Short exercise
Copy all lines that contain the word "ignore".

Data for this task
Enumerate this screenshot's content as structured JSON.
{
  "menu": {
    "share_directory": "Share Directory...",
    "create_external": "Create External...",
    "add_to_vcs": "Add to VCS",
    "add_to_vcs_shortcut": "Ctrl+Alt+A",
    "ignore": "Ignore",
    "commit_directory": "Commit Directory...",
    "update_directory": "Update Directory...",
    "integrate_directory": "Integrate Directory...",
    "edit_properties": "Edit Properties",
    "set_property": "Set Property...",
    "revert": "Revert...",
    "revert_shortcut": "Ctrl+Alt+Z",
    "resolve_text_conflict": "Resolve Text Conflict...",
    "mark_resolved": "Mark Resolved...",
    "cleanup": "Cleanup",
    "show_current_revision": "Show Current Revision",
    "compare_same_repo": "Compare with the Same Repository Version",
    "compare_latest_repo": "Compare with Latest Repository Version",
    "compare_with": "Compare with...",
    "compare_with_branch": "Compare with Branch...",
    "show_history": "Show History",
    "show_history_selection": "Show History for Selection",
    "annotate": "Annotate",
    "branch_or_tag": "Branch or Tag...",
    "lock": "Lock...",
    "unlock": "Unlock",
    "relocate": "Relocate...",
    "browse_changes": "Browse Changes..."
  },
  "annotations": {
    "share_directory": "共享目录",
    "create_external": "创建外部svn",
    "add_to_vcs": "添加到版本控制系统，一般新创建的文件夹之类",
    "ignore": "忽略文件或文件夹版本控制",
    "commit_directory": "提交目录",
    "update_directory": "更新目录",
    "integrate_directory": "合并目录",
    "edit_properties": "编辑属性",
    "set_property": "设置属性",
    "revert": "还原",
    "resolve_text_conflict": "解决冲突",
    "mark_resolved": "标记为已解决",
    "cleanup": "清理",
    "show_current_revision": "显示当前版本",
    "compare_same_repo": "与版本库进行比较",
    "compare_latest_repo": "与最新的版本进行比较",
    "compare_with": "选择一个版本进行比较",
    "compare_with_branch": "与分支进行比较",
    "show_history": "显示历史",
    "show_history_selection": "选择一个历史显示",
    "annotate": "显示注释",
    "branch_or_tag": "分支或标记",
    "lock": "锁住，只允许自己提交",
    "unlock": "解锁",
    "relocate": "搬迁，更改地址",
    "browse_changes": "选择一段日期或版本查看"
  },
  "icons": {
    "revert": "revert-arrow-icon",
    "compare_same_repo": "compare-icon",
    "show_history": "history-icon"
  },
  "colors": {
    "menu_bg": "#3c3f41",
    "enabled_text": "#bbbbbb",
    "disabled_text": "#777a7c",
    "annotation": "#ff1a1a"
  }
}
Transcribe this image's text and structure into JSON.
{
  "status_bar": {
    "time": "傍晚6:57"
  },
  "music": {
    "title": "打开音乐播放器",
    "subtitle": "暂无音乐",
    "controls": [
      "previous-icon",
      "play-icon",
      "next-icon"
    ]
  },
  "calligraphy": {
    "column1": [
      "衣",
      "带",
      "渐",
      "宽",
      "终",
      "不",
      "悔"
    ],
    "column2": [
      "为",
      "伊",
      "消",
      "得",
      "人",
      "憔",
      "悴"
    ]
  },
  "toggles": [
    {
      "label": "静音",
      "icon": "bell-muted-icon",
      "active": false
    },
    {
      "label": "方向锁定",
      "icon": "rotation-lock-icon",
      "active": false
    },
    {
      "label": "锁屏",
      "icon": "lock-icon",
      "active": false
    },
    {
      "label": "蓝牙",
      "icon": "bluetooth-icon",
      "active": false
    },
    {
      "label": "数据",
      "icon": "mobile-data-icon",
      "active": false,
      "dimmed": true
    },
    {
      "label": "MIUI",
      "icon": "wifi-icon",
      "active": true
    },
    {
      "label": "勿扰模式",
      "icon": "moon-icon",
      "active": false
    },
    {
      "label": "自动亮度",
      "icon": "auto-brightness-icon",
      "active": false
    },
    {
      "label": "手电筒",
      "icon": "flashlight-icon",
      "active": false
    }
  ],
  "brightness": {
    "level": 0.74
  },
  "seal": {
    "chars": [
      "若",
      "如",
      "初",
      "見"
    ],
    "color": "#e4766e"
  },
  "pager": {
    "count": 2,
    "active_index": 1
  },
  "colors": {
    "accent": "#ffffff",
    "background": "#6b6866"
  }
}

The output
    "ignore": "Ignore",
    "ignore": "忽略文件或文件夹版本控制",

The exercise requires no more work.